— begin Extracted information —

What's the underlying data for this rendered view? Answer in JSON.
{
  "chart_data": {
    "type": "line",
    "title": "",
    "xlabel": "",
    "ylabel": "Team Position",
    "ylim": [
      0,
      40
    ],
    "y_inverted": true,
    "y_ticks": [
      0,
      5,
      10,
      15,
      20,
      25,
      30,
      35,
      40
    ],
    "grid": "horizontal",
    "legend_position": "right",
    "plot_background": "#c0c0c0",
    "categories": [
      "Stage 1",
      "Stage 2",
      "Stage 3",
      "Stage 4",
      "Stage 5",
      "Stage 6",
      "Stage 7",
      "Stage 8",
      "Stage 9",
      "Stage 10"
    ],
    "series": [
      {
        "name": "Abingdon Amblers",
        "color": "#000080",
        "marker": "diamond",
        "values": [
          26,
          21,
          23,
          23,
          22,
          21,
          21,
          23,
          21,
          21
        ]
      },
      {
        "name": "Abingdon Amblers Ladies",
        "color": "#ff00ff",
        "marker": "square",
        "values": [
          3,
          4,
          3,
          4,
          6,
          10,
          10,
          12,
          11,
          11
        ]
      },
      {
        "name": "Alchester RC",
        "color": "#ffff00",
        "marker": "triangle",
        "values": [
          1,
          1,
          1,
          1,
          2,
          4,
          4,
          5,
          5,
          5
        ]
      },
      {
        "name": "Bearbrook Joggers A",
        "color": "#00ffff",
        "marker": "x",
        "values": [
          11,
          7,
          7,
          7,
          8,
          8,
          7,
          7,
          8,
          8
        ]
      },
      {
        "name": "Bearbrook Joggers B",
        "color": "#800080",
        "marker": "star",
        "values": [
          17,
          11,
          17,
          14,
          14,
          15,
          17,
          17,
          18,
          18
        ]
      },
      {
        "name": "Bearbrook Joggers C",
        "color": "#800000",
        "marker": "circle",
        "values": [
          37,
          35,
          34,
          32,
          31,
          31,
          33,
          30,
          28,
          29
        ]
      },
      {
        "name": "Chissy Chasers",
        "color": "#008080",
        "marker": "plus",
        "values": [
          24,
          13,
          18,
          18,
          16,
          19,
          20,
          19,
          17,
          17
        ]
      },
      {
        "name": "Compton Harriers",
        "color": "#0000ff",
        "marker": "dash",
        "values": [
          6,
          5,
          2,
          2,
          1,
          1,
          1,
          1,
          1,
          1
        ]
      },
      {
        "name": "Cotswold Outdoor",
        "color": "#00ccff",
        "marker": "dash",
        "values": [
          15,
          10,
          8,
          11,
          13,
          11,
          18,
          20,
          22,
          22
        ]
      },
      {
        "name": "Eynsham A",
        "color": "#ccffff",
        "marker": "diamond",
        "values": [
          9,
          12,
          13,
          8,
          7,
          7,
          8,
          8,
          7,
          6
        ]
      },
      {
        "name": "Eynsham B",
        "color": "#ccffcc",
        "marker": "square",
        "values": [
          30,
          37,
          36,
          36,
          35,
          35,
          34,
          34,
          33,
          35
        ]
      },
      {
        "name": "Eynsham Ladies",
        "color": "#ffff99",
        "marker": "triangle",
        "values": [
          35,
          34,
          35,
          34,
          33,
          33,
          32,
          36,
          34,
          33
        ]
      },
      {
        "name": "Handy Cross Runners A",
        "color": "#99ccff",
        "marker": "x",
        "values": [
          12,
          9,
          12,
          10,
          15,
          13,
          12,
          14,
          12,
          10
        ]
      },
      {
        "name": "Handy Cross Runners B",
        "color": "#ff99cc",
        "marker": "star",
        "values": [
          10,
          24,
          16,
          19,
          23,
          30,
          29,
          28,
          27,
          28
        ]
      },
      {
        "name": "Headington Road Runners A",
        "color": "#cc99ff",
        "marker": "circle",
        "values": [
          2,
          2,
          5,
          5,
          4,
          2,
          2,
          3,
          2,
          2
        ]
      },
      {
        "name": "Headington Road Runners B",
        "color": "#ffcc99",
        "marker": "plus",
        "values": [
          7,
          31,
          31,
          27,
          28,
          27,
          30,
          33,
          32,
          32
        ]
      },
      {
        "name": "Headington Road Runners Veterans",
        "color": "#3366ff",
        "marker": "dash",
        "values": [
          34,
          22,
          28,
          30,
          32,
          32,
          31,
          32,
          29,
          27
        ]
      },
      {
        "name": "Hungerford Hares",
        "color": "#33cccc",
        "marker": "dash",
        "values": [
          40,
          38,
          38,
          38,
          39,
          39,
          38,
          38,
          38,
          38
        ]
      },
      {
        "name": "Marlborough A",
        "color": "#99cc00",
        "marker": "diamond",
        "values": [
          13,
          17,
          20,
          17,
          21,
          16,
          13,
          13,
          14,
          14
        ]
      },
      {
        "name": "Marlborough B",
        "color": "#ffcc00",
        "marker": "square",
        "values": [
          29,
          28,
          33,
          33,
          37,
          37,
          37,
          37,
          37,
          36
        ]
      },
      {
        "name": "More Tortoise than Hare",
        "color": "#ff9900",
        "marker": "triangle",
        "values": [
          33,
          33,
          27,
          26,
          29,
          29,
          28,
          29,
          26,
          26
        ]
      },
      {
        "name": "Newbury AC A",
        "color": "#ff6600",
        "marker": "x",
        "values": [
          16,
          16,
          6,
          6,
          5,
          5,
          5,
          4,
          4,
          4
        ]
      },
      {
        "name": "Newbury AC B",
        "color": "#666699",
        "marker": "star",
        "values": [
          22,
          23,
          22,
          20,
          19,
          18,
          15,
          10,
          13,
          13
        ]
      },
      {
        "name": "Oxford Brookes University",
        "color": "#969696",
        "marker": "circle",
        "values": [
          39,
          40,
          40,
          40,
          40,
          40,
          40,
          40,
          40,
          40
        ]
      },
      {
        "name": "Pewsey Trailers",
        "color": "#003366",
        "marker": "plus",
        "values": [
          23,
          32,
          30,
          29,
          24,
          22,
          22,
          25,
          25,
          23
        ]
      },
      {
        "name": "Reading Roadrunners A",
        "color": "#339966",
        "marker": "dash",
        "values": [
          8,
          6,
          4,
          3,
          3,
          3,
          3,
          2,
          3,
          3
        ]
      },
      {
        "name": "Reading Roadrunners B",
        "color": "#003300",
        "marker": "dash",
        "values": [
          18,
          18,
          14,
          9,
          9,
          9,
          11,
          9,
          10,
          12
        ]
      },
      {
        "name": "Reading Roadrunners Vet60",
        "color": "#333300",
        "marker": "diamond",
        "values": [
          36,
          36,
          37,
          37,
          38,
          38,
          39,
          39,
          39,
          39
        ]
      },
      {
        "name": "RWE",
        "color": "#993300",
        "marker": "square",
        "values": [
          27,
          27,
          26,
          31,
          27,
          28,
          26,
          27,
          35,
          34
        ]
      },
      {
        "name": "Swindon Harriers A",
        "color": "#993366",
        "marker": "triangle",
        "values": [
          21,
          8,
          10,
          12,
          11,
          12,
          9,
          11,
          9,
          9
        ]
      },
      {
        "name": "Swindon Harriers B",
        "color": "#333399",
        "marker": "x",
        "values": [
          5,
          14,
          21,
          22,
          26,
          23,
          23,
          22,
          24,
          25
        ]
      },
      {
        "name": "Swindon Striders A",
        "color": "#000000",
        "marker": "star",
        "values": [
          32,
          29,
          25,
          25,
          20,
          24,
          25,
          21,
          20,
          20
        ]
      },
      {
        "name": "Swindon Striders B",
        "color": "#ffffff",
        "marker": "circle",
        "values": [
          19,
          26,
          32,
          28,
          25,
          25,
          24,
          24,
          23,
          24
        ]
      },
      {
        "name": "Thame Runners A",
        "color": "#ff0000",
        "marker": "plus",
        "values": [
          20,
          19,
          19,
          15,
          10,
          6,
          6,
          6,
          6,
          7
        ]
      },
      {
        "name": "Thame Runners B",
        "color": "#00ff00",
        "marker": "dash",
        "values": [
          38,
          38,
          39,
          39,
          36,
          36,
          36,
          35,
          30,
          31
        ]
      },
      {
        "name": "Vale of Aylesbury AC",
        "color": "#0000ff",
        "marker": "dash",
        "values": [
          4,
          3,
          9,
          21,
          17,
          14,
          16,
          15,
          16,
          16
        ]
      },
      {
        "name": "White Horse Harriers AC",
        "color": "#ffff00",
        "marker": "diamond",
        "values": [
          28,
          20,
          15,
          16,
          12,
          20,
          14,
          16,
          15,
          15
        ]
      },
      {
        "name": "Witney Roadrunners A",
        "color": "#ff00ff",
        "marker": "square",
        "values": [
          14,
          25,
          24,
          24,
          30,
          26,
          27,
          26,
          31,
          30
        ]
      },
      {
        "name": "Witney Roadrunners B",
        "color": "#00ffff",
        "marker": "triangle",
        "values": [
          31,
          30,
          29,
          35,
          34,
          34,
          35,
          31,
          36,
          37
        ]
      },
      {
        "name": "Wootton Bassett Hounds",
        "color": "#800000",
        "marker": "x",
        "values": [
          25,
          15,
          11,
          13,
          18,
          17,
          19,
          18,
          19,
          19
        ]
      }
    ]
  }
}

— end Extracted information —

**Directions:**
From the data above, show each line that contains "Bearbrook".

**Complete output:**
        "name": "Bearbrook Joggers A",
        "name": "Bearbrook Joggers B",
        "name": "Bearbrook Joggers C",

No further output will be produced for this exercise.